**Goal of the exercise:** Only the pictures are to be left out; set down the rest of the records exactly.

-- START Listed records --

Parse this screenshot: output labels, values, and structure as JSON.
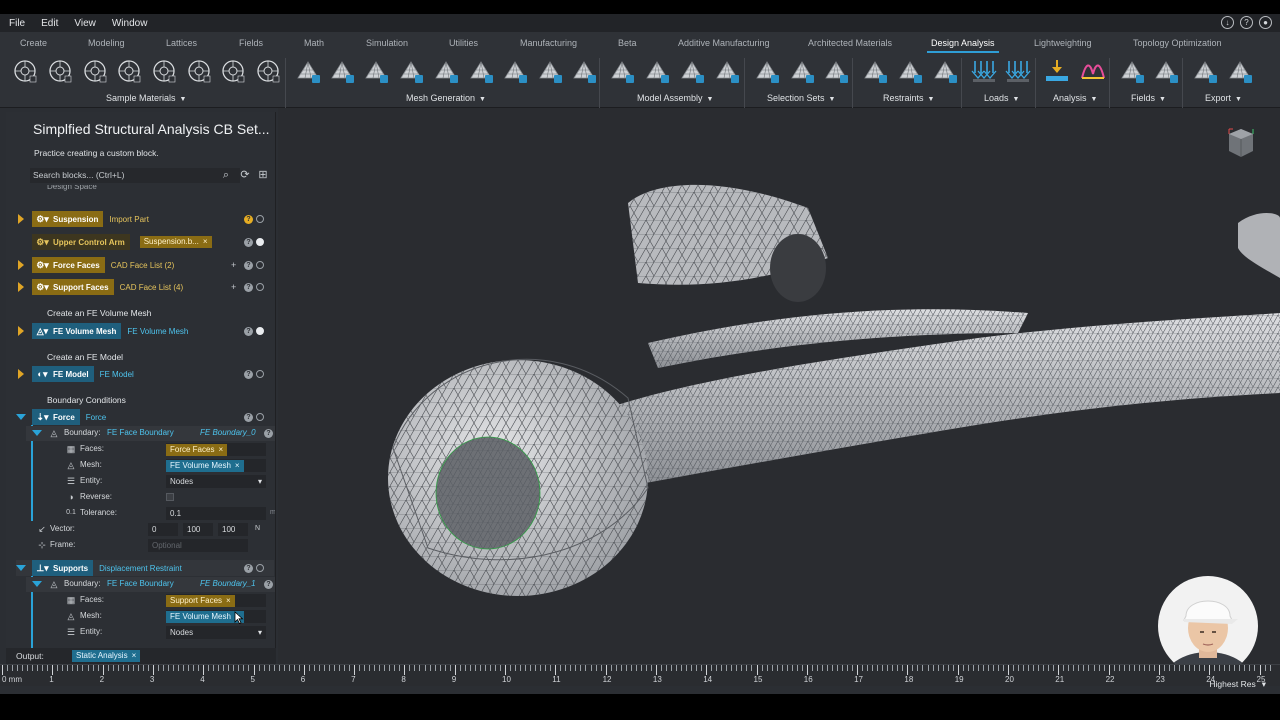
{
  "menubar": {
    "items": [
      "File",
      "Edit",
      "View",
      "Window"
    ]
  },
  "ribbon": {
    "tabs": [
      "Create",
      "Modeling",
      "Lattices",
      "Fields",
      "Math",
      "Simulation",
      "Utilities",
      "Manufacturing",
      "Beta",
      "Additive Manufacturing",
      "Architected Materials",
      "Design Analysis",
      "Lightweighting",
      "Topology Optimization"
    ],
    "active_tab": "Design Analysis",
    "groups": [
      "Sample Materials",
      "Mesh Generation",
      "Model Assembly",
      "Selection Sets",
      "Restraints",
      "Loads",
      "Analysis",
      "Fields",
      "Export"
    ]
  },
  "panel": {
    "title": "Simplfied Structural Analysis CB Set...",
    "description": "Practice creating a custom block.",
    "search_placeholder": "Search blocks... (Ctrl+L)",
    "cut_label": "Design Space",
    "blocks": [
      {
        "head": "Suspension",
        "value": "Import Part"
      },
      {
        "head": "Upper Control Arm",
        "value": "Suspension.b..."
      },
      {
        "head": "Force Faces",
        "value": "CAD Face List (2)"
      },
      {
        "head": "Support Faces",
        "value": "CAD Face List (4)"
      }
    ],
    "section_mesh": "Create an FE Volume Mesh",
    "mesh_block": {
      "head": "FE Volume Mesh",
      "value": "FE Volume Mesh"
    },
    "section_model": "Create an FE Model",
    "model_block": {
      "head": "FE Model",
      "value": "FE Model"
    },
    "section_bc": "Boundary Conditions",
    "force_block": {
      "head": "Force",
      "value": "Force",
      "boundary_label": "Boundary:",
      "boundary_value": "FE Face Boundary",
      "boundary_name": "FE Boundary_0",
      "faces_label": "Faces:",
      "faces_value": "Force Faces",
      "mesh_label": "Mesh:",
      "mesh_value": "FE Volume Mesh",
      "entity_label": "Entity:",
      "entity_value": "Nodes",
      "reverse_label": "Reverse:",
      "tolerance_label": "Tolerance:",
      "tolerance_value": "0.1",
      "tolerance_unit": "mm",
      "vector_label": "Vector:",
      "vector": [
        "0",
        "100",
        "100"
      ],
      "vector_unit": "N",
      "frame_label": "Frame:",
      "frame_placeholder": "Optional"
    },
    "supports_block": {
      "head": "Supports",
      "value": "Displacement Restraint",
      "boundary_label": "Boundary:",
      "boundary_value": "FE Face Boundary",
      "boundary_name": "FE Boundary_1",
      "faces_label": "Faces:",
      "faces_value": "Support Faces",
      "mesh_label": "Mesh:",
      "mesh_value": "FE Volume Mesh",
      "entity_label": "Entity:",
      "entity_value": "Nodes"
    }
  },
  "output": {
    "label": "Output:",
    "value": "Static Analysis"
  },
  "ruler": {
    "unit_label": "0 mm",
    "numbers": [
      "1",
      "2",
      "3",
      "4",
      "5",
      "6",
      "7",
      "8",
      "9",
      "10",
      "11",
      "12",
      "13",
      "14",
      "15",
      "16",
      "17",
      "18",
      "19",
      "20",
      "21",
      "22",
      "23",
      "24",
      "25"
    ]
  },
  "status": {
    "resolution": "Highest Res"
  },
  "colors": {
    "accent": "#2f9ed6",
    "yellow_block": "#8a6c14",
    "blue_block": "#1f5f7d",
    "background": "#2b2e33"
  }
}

-- END Listed records --

**Correct result:**
Parse this screenshot: output labels, values, and structure as JSON.
{
  "menubar": {
    "items": [
      "File",
      "Edit",
      "View",
      "Window"
    ]
  },
  "ribbon": {
    "tabs": [
      "Create",
      "Modeling",
      "Lattices",
      "Fields",
      "Math",
      "Simulation",
      "Utilities",
      "Manufacturing",
      "Beta",
      "Additive Manufacturing",
      "Architected Materials",
      "Design Analysis",
      "Lightweighting",
      "Topology Optimization"
    ],
    "active_tab": "Design Analysis",
    "groups": [
      "Sample Materials",
      "Mesh Generation",
      "Model Assembly",
      "Selection Sets",
      "Restraints",
      "Loads",
      "Analysis",
      "Fields",
      "Export"
    ]
  },
  "panel": {
    "title": "Simplfied Structural Analysis CB Set...",
    "description": "Practice creating a custom block.",
    "search_placeholder": "Search blocks... (Ctrl+L)",
    "cut_label": "Design Space",
    "blocks": [
      {
        "head": "Suspension",
        "value": "Import Part"
      },
      {
        "head": "Upper Control Arm",
        "value": "Suspension.b..."
      },
      {
        "head": "Force Faces",
        "value": "CAD Face List (2)"
      },
      {
        "head": "Support Faces",
        "value": "CAD Face List (4)"
      }
    ],
    "section_mesh": "Create an FE Volume Mesh",
    "mesh_block": {
      "head": "FE Volume Mesh",
      "value": "FE Volume Mesh"
    },
    "section_model": "Create an FE Model",
    "model_block": {
      "head": "FE Model",
      "value": "FE Model"
    },
    "section_bc": "Boundary Conditions",
    "force_block": {
      "head": "Force",
      "value": "Force",
      "boundary_label": "Boundary:",
      "boundary_value": "FE Face Boundary",
      "boundary_name": "FE Boundary_0",
      "faces_label": "Faces:",
      "faces_value": "Force Faces",
      "mesh_label": "Mesh:",
      "mesh_value": "FE Volume Mesh",
      "entity_label": "Entity:",
      "entity_value": "Nodes",
      "reverse_label": "Reverse:",
      "tolerance_label": "Tolerance:",
      "tolerance_value": "0.1",
      "tolerance_unit": "mm",
      "vector_label": "Vector:",
      "vector": [
        "0",
        "100",
        "100"
      ],
      "vector_unit": "N",
      "frame_label": "Frame:",
      "frame_placeholder": "Optional"
    },
    "supports_block": {
      "head": "Supports",
      "value": "Displacement Restraint",
      "boundary_label": "Boundary:",
      "boundary_value": "FE Face Boundary",
      "boundary_name": "FE Boundary_1",
      "faces_label": "Faces:",
      "faces_value": "Support Faces",
      "mesh_label": "Mesh:",
      "mesh_value": "FE Volume Mesh",
      "entity_label": "Entity:",
      "entity_value": "Nodes"
    }
  },
  "output": {
    "label": "Output:",
    "value": "Static Analysis"
  },
  "ruler": {
    "unit_label": "0 mm",
    "numbers": [
      "1",
      "2",
      "3",
      "4",
      "5",
      "6",
      "7",
      "8",
      "9",
      "10",
      "11",
      "12",
      "13",
      "14",
      "15",
      "16",
      "17",
      "18",
      "19",
      "20",
      "21",
      "22",
      "23",
      "24",
      "25"
    ]
  },
  "status": {
    "resolution": "Highest Res"
  },
  "colors": {
    "accent": "#2f9ed6",
    "yellow_block": "#8a6c14",
    "blue_block": "#1f5f7d",
    "background": "#2b2e33"
  }
}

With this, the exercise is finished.